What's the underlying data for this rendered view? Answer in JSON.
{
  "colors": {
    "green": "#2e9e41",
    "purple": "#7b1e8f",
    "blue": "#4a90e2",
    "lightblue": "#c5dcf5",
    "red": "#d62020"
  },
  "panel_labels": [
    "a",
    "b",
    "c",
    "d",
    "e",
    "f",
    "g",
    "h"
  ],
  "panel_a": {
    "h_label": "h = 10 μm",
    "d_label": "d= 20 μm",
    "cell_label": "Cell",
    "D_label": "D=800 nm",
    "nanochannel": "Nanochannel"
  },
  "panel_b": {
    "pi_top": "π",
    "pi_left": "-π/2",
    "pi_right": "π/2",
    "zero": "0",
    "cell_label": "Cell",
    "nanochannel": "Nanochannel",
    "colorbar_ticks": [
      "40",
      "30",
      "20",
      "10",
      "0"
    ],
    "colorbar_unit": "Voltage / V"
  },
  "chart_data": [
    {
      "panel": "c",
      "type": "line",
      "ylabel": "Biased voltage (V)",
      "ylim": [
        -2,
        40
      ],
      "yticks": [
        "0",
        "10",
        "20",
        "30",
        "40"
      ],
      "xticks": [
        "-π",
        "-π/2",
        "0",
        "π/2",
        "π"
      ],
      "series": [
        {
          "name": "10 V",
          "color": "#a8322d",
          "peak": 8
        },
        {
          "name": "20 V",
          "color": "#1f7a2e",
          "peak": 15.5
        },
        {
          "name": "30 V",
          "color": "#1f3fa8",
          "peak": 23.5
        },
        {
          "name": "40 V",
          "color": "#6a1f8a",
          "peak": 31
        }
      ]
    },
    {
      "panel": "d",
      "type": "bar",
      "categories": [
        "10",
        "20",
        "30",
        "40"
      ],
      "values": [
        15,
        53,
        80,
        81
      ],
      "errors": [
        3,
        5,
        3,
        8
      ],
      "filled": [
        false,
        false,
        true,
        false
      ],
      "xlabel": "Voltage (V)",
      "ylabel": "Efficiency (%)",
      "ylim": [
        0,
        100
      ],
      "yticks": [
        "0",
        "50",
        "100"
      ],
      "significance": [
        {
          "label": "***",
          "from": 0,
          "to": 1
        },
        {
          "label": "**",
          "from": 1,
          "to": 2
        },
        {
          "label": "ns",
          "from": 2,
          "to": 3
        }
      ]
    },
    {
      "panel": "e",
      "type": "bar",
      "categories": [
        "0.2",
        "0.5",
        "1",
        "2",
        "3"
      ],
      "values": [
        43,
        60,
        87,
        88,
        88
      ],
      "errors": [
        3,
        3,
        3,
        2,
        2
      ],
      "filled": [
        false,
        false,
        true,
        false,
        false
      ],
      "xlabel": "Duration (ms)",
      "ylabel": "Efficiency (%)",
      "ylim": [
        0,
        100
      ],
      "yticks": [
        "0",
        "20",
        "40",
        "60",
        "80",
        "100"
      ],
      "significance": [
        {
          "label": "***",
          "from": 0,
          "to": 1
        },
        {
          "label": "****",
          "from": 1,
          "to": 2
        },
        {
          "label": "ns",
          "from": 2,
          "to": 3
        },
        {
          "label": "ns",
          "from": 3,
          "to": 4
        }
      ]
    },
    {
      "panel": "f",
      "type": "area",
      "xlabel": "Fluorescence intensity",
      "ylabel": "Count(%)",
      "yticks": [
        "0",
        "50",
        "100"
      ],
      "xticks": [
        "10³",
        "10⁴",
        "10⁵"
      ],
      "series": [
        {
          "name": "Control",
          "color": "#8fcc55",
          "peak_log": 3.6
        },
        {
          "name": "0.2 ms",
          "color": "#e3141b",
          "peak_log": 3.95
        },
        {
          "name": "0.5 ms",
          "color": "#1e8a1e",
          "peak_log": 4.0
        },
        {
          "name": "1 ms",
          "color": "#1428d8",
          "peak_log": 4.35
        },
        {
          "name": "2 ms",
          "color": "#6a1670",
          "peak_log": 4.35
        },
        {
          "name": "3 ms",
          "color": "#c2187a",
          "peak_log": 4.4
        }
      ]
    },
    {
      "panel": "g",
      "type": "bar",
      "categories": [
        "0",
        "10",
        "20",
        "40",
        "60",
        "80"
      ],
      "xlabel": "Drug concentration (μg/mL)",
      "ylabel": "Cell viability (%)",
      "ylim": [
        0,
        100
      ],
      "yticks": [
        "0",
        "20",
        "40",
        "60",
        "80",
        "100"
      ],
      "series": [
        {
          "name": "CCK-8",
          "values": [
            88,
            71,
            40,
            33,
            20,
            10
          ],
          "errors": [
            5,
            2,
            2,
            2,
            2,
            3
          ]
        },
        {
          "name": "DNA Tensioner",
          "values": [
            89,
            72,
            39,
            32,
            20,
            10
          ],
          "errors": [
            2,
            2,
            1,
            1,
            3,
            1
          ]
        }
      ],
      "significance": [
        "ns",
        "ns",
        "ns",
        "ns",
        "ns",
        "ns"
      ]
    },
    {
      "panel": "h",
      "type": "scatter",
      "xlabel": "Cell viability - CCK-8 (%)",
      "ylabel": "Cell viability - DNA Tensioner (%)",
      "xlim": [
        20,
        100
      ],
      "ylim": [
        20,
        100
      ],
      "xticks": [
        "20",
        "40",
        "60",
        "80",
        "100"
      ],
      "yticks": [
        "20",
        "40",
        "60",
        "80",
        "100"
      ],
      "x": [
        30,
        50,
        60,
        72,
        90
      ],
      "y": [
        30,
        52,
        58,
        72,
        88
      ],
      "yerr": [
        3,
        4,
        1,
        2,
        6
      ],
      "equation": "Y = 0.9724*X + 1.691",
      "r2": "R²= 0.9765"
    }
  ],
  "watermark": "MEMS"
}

§ **Exercise goal**: Word for word, quote all of the data above.

§ **Answer to the task**:
What's the underlying data for this rendered view? Answer in JSON.
{
  "colors": {
    "green": "#2e9e41",
    "purple": "#7b1e8f",
    "blue": "#4a90e2",
    "lightblue": "#c5dcf5",
    "red": "#d62020"
  },
  "panel_labels": [
    "a",
    "b",
    "c",
    "d",
    "e",
    "f",
    "g",
    "h"
  ],
  "panel_a": {
    "h_label": "h = 10 μm",
    "d_label": "d= 20 μm",
    "cell_label": "Cell",
    "D_label": "D=800 nm",
    "nanochannel": "Nanochannel"
  },
  "panel_b": {
    "pi_top": "π",
    "pi_left": "-π/2",
    "pi_right": "π/2",
    "zero": "0",
    "cell_label": "Cell",
    "nanochannel": "Nanochannel",
    "colorbar_ticks": [
      "40",
      "30",
      "20",
      "10",
      "0"
    ],
    "colorbar_unit": "Voltage / V"
  },
  "chart_data": [
    {
      "panel": "c",
      "type": "line",
      "ylabel": "Biased voltage (V)",
      "ylim": [
        -2,
        40
      ],
      "yticks": [
        "0",
        "10",
        "20",
        "30",
        "40"
      ],
      "xticks": [
        "-π",
        "-π/2",
        "0",
        "π/2",
        "π"
      ],
      "series": [
        {
          "name": "10 V",
          "color": "#a8322d",
          "peak": 8
        },
        {
          "name": "20 V",
          "color": "#1f7a2e",
          "peak": 15.5
        },
        {
          "name": "30 V",
          "color": "#1f3fa8",
          "peak": 23.5
        },
        {
          "name": "40 V",
          "color": "#6a1f8a",
          "peak": 31
        }
      ]
    },
    {
      "panel": "d",
      "type": "bar",
      "categories": [
        "10",
        "20",
        "30",
        "40"
      ],
      "values": [
        15,
        53,
        80,
        81
      ],
      "errors": [
        3,
        5,
        3,
        8
      ],
      "filled": [
        false,
        false,
        true,
        false
      ],
      "xlabel": "Voltage (V)",
      "ylabel": "Efficiency (%)",
      "ylim": [
        0,
        100
      ],
      "yticks": [
        "0",
        "50",
        "100"
      ],
      "significance": [
        {
          "label": "***",
          "from": 0,
          "to": 1
        },
        {
          "label": "**",
          "from": 1,
          "to": 2
        },
        {
          "label": "ns",
          "from": 2,
          "to": 3
        }
      ]
    },
    {
      "panel": "e",
      "type": "bar",
      "categories": [
        "0.2",
        "0.5",
        "1",
        "2",
        "3"
      ],
      "values": [
        43,
        60,
        87,
        88,
        88
      ],
      "errors": [
        3,
        3,
        3,
        2,
        2
      ],
      "filled": [
        false,
        false,
        true,
        false,
        false
      ],
      "xlabel": "Duration (ms)",
      "ylabel": "Efficiency (%)",
      "ylim": [
        0,
        100
      ],
      "yticks": [
        "0",
        "20",
        "40",
        "60",
        "80",
        "100"
      ],
      "significance": [
        {
          "label": "***",
          "from": 0,
          "to": 1
        },
        {
          "label": "****",
          "from": 1,
          "to": 2
        },
        {
          "label": "ns",
          "from": 2,
          "to": 3
        },
        {
          "label": "ns",
          "from": 3,
          "to": 4
        }
      ]
    },
    {
      "panel": "f",
      "type": "area",
      "xlabel": "Fluorescence intensity",
      "ylabel": "Count(%)",
      "yticks": [
        "0",
        "50",
        "100"
      ],
      "xticks": [
        "10³",
        "10⁴",
        "10⁵"
      ],
      "series": [
        {
          "name": "Control",
          "color": "#8fcc55",
          "peak_log": 3.6
        },
        {
          "name": "0.2 ms",
          "color": "#e3141b",
          "peak_log": 3.95
        },
        {
          "name": "0.5 ms",
          "color": "#1e8a1e",
          "peak_log": 4.0
        },
        {
          "name": "1 ms",
          "color": "#1428d8",
          "peak_log": 4.35
        },
        {
          "name": "2 ms",
          "color": "#6a1670",
          "peak_log": 4.35
        },
        {
          "name": "3 ms",
          "color": "#c2187a",
          "peak_log": 4.4
        }
      ]
    },
    {
      "panel": "g",
      "type": "bar",
      "categories": [
        "0",
        "10",
        "20",
        "40",
        "60",
        "80"
      ],
      "xlabel": "Drug concentration (μg/mL)",
      "ylabel": "Cell viability (%)",
      "ylim": [
        0,
        100
      ],
      "yticks": [
        "0",
        "20",
        "40",
        "60",
        "80",
        "100"
      ],
      "series": [
        {
          "name": "CCK-8",
          "values": [
            88,
            71,
            40,
            33,
            20,
            10
          ],
          "errors": [
            5,
            2,
            2,
            2,
            2,
            3
          ]
        },
        {
          "name": "DNA Tensioner",
          "values": [
            89,
            72,
            39,
            32,
            20,
            10
          ],
          "errors": [
            2,
            2,
            1,
            1,
            3,
            1
          ]
        }
      ],
      "significance": [
        "ns",
        "ns",
        "ns",
        "ns",
        "ns",
        "ns"
      ]
    },
    {
      "panel": "h",
      "type": "scatter",
      "xlabel": "Cell viability - CCK-8 (%)",
      "ylabel": "Cell viability - DNA Tensioner (%)",
      "xlim": [
        20,
        100
      ],
      "ylim": [
        20,
        100
      ],
      "xticks": [
        "20",
        "40",
        "60",
        "80",
        "100"
      ],
      "yticks": [
        "20",
        "40",
        "60",
        "80",
        "100"
      ],
      "x": [
        30,
        50,
        60,
        72,
        90
      ],
      "y": [
        30,
        52,
        58,
        72,
        88
      ],
      "yerr": [
        3,
        4,
        1,
        2,
        6
      ],
      "equation": "Y = 0.9724*X + 1.691",
      "r2": "R²= 0.9765"
    }
  ],
  "watermark": "MEMS"
}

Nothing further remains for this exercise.